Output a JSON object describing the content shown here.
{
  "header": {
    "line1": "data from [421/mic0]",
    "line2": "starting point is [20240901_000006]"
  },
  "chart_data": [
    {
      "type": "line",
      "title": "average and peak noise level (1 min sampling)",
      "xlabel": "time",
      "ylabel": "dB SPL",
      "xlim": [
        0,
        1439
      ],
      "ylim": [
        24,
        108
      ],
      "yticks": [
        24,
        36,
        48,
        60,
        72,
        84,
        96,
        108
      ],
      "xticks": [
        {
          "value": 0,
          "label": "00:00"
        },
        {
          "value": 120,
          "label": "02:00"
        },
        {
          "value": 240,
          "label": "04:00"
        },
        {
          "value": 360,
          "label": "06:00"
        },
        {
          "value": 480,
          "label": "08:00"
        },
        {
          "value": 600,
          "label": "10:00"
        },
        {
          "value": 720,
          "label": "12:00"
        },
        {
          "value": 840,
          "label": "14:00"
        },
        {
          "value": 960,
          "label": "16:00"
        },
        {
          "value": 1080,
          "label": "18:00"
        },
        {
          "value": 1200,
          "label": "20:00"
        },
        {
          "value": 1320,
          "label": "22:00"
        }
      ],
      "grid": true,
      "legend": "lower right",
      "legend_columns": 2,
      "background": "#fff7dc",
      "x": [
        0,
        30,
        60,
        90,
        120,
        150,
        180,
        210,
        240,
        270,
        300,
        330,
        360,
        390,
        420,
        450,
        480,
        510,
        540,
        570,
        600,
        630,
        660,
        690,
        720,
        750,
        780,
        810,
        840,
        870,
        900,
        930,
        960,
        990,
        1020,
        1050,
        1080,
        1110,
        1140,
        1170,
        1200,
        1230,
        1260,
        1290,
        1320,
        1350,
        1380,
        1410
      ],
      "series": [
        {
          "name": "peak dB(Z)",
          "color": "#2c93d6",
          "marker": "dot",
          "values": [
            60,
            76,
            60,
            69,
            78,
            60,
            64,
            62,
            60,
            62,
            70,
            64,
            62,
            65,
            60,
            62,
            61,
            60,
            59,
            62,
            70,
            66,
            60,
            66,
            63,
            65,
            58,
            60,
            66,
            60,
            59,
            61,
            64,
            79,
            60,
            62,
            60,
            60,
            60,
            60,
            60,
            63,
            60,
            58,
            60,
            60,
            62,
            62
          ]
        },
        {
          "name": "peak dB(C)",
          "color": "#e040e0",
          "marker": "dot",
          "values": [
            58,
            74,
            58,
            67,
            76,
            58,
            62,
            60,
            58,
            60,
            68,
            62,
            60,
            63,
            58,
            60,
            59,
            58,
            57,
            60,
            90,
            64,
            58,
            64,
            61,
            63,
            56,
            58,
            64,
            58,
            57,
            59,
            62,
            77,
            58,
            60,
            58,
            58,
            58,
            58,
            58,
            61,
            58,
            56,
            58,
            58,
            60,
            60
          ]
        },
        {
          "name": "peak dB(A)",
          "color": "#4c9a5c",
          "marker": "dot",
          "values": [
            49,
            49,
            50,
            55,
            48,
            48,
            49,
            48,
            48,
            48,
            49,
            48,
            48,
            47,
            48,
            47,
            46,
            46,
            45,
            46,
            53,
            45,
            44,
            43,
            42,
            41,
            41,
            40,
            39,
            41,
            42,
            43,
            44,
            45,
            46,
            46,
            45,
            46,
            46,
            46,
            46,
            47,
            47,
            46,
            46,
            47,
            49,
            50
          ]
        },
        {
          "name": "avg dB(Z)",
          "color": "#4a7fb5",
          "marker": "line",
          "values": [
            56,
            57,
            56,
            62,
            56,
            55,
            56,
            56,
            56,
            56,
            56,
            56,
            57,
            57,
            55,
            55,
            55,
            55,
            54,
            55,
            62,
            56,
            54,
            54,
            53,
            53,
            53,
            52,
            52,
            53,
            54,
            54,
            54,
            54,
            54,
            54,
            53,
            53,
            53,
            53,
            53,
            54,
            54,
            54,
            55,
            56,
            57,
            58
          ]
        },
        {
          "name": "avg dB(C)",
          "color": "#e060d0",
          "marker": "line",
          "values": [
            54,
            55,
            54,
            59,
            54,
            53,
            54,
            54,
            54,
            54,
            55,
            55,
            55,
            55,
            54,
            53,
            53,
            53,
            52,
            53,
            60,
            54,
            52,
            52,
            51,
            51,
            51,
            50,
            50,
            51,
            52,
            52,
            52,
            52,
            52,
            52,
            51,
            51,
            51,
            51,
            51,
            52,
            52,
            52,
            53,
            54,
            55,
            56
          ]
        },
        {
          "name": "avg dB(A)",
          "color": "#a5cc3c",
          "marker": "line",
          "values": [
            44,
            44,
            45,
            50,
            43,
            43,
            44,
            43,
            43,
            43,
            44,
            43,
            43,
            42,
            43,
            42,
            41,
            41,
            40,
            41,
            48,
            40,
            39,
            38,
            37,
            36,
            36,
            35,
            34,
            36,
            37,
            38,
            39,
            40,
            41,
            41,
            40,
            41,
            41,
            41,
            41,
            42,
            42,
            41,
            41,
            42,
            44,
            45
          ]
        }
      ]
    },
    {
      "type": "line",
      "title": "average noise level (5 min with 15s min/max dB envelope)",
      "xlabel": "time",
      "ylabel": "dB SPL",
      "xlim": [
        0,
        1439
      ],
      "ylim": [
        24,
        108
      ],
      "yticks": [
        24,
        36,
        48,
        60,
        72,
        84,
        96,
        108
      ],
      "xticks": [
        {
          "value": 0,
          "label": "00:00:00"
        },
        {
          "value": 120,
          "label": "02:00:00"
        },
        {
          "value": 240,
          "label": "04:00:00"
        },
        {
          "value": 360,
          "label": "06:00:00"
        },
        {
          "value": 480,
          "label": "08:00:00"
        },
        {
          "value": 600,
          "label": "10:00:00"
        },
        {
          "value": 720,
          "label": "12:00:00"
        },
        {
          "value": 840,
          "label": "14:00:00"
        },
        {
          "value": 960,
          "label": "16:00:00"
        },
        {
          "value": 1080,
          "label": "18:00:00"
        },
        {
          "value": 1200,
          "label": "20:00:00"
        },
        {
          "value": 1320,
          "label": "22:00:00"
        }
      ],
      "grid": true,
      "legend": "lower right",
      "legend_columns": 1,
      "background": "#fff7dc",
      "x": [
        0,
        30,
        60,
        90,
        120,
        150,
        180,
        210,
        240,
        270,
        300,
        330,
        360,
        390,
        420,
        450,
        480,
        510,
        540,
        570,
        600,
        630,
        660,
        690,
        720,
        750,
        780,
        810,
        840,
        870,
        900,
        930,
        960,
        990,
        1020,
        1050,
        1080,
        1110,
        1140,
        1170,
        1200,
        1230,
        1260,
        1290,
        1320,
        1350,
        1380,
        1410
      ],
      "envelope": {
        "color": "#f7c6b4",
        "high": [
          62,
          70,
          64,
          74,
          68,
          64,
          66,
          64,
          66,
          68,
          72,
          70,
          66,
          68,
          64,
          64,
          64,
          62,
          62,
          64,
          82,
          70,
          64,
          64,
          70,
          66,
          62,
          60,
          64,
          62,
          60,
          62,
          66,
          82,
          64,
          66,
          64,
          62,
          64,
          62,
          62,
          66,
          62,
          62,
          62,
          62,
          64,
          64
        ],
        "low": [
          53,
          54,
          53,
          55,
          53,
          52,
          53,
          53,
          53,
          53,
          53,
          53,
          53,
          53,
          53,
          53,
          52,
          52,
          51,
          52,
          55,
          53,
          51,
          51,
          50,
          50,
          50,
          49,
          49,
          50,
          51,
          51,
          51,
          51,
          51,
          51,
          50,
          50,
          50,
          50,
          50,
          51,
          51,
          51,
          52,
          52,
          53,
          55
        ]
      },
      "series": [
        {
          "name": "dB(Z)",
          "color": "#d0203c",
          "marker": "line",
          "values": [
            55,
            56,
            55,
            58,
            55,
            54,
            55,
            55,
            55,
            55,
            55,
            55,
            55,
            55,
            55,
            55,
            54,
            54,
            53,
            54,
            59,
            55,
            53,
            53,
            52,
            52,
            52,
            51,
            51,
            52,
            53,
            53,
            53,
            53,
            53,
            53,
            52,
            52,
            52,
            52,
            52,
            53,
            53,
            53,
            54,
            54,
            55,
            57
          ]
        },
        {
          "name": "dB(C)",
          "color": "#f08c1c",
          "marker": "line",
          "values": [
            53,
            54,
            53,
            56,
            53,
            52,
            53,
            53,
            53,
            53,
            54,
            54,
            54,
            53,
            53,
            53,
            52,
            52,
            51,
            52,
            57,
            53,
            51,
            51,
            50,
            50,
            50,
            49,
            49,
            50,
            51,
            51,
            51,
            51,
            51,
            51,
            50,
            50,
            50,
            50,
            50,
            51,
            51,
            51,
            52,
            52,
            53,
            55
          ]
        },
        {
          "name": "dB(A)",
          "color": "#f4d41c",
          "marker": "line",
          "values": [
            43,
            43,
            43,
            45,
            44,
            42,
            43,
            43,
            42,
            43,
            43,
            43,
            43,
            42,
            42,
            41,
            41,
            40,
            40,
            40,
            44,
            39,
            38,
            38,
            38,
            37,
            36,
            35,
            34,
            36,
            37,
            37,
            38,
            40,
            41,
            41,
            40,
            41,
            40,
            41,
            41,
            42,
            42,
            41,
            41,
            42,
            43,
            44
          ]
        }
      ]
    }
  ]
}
·····
List every line above that contains the word "peak".

> RESPONSE TO THIS TASK:
      "title": "average and peak noise level (1 min sampling)",
          "name": "peak dB(Z)",
          "name": "peak dB(C)",
          "name": "peak dB(A)",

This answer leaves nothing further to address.